Parts of the exercise>
**1)** In the oxygenator text, what software is named for running the CFD simulation testing?
**2)** Please reproduce word for word the passage of the oxygenator text starting with "Our focus is" and going on through "as ANSYS Fluent.".
**3)** Resume the oxygenator text after its final sentence.

Document text>
· · · · · · ·

Extracorporeal blood oxygenators are used to oxygenate the blood during open-heart surgery. The main goal of the project is designing an oxygenator consisting of a hollow fibre membrane. The hollow fibre microporous oxygenator consists of porous fibres conducting an oxygen flow. As blood flows over and inside this hollow fibre bundle, the oxygen diffuses from the gas phase through the gas-filled membrane pores into the blood, and the carbon dioxide goes back into the fibres. Reliable modeling of this phenomenon is essential for the prediction of gas transfer performance, allowing for development of an efficient blood oxygenator.
Our focus is on the optimization of this bundle. We want to increase the gas transfers by varying the configuration of the fibres. To achieve our goals, we will first define an initial geometry of the bundle using biomechanical concepts and equations, assessing parameters like the oxygen transfer rate, the blood pressure drop in the bundle, the priming volume, and the effective surface of contact to give a first estimation of the definition of the bundle. We will then conduct Computational Fluid Dynamic (CFD) simulation testing through the use of software such as ANSYS Fluent.

· · · · · · ·

Dataset>
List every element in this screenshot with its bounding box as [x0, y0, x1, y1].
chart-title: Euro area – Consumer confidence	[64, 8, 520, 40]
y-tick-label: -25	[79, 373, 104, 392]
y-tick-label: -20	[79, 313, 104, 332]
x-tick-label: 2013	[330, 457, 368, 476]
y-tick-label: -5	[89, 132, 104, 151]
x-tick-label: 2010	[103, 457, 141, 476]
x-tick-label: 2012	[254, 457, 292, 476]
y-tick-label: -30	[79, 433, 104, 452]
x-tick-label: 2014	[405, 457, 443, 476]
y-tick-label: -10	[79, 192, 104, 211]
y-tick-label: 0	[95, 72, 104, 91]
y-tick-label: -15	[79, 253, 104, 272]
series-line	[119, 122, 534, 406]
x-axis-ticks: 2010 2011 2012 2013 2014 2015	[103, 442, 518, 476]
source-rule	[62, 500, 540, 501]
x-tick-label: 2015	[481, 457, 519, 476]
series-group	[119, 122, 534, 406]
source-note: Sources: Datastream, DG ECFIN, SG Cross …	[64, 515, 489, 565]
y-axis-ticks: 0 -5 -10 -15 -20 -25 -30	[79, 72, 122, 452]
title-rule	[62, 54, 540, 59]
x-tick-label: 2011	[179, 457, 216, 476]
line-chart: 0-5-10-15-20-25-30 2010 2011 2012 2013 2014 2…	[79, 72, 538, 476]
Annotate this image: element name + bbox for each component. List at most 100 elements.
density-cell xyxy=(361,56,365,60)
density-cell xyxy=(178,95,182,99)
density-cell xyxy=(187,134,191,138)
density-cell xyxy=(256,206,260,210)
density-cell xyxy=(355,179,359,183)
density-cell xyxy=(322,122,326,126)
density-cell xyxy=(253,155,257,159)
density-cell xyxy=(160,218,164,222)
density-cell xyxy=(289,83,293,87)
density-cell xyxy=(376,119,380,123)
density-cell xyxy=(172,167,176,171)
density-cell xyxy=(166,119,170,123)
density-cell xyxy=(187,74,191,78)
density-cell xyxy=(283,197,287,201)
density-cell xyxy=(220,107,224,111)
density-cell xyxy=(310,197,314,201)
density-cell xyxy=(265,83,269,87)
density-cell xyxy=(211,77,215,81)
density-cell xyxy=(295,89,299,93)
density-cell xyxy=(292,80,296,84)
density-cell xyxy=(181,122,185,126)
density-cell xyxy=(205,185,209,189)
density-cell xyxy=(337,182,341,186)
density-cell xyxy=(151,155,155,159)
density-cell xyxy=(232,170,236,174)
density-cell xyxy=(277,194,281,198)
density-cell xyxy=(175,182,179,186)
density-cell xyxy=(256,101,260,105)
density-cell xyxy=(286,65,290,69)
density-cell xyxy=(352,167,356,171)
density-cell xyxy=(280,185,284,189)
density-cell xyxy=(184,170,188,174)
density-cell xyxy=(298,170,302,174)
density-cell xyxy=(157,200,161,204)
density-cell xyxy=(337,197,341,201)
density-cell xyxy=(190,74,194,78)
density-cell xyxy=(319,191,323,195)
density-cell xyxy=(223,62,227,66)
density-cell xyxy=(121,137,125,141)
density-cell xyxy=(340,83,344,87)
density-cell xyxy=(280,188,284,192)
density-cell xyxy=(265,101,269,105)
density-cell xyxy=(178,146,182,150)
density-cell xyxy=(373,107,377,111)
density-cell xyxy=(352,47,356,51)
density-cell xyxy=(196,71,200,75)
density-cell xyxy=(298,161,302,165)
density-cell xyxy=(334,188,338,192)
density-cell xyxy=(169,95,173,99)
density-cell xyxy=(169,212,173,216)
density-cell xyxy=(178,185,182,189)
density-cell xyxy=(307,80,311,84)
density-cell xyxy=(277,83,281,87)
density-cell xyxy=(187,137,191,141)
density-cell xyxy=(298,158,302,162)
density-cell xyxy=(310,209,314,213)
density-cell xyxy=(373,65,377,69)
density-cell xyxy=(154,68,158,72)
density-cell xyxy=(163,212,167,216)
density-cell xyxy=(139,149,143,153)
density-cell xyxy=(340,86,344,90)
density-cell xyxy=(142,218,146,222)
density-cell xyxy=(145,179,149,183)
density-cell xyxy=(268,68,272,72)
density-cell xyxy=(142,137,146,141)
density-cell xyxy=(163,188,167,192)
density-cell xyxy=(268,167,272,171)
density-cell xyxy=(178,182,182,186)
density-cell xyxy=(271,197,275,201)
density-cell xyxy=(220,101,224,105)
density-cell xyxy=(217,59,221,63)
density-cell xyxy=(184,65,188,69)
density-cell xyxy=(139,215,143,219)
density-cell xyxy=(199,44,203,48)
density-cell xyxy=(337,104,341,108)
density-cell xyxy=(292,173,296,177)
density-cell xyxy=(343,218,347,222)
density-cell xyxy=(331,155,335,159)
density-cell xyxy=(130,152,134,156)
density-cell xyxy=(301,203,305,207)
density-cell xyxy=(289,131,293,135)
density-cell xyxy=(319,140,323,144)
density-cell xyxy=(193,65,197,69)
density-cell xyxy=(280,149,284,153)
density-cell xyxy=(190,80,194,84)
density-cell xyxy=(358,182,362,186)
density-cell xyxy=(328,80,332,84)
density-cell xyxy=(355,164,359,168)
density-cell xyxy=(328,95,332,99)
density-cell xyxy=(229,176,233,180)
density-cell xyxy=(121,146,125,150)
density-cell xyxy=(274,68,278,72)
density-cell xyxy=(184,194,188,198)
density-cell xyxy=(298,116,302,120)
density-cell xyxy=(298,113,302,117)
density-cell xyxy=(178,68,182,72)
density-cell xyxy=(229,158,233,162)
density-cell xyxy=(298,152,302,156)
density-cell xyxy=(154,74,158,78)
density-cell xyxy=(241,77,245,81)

· · · · · · ·

Responses>
**1)** ANSYS Fluent

**2)**
Our focus is on the optimization of this bundle. We want to increase the gas transfers by varying the configuration of the fibres. To achieve our goals, we will first define an initial geometry of the bundle using biomechanical concepts and equations, assessing parameters like the oxygen transfer rate, the blood pressure drop in the bundle, the priming volume, and the effective surface of contact to give a first estimation of the definition of the bundle. We will then conduct Computational Fluid Dynamic (CFD) simulation testing through the use of software such as ANSYS Fluent.

**3)**
A simple model is first studied in ANSYS, consisting of an outer casing and 197 hollow fibres going through it. The casing is filled with blood. All the sections are set as fluid sections, as the hollow fibres are porous itself. The fluid is set as laminar. After basic validation of this simplified model, resulting in efficiency factors in the same order of magnitude as market oxygenators, the efficiency of the model is studied for different input parameters.
An increase in blood flow rate from 1 to 5 L/min increases the oxygen transfer rate efficiency by 20%, but decreases the pressure drop efficiency by 82%. Increasing the amount of swirl (up to rotational speeds of 837.75 rad/s) in the bundle increases the oxygen transfer rate efficiency by 142%, with a decrease in the pressure drop efficiency of 23%. Doubling the fibre outer diameter and tripling the total number of fibres does not make the bundle more efficient, only decreasing the pressure drop efficiency over 85%. This feasibility study generates a starting point for future device development.